━━━ Geselecteerd fragment

De skyline van de Haagse binnenstad kun je gerust indrukwekkend noemen. Op deze wandeling verken je moderne architectuur als de Hoftoren, de Zurichtoren en het JuBi-gebouw, maar architectuur uit vervlogen tijden komt zeker ook aan bod. Markante voorbeelden van de Art Nouveau vind je op het Noordeinde. En in het fraaie trappenhuis van de Bijenkorf bewonder je glas-in-lood-ramen en houtsnijwerk.
Vanuit station Den Haag Centraal word je direct overweldigd door imposante hoge gebouwen die je bekend zullen voorkomen: ze vormen de karakteristieke achtergrond als verslaggevers in het tv-journaal de Haagse politiek bespreken. Die skyline zie je pas echt goed aan het eind van deze fraaie architectuurwandeling van Gerard Goudriaan (zie voor zijn wandelgids het kadertje onderaan).
Overweldigend is ook de snoeiharde wind die ons vandaag voortblaast. Bij Henkie’s Hoekie kijken we even achterom naar het stationscomplex uit 2016. Een bouwwerk dat met al z’n glaswerk aan een enorme kas doet denken die het grootste kopstation van Nederland omhult.
We worden een passage tussen de hoge kantoren ingezogen, waar de wind uit onverwachtse hoeken om ons heen wervelt. Omhoog kijkend vangen twee imposante gebouwen onze blik. De Hoftoren is met 142 meter het op twee na hoogste gebouw van Den Haag. De Hagenezen hebben hem een treffende bijnaam gegeven: de Vulpen, verwijzend naar de vorm en misschien ook wel naar het onderwijsministerie dat het huisvest.

━━━━━━
━━━ Datasetgedeelte

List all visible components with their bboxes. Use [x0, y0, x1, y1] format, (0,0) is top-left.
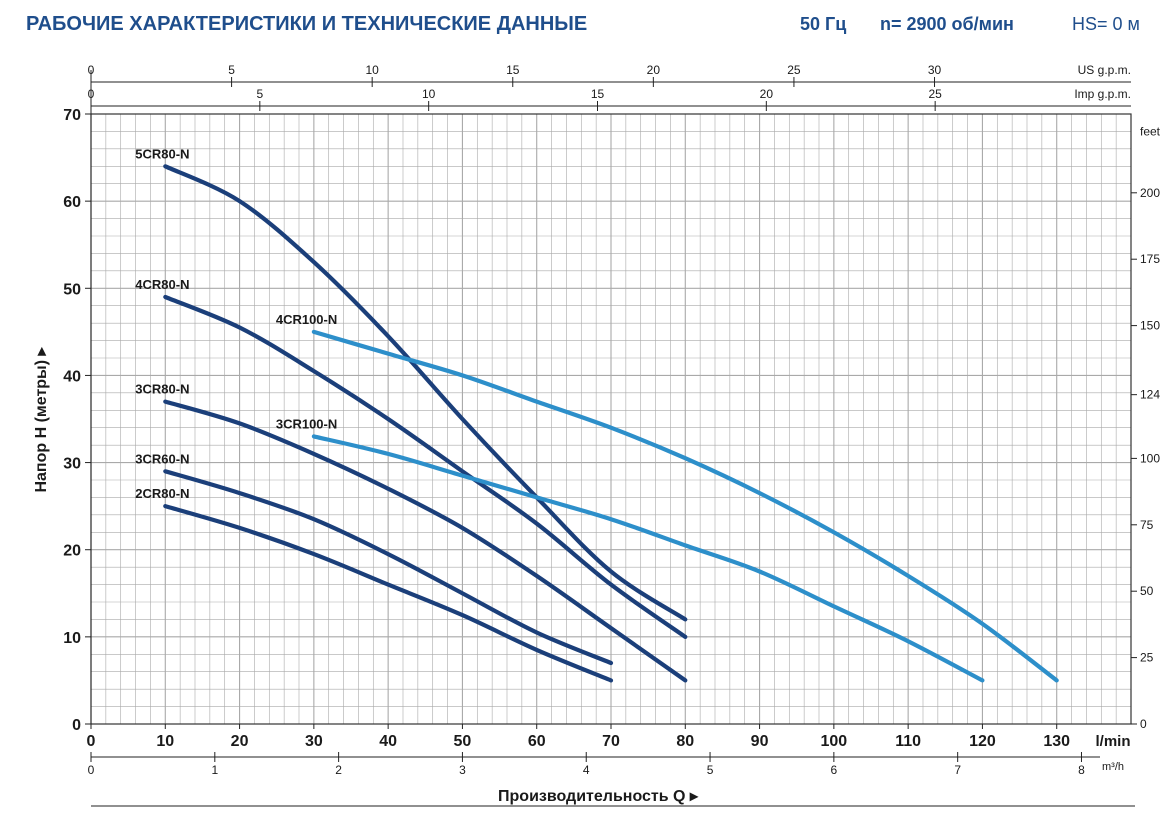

━━━━━━

Werkopdrachten:
1. Geef voor elk van de volgende beweringen aan of ze overeenkomt met het fragment, met ja of nee en de doorslaggevende woorden uit het fragment letterlijk geciteerd: (a) De Hoftoren is het hoogste gebouw van Den Haag. (b) Het stationscomplex van Den Haag Centraal stamt uit 2016. (c) In het trappenhuis van de Bijenkorf zijn glas-in-lood-ramen te zien.
2. Leg in één tot drie zinnen uit waarom de Hoftoren volgens het fragment de bijnaam de Vulpen heeft gekregen.
Baseer je uitsluitend op het geselecteerde fragment.

Antwoorden per opdracht:
1.
(a) Nee: "De Hoftoren is met 142 meter het op twee na hoogste gebouw van Den Haag."
(b) Ja: "Bij Henkie’s Hoekie kijken we even achterom naar het stationscomplex uit 2016."
(c) Ja: "En in het fraaie trappenhuis van de Bijenkorf bewonder je glas-in-lood-ramen en houtsnijwerk."

2. De Hagenezen noemen de Hoftoren de Vulpen vanwege de vorm van het gebouw. Misschien verwijst de bijnaam ook naar het onderwijsministerie dat in de toren is gehuisvest.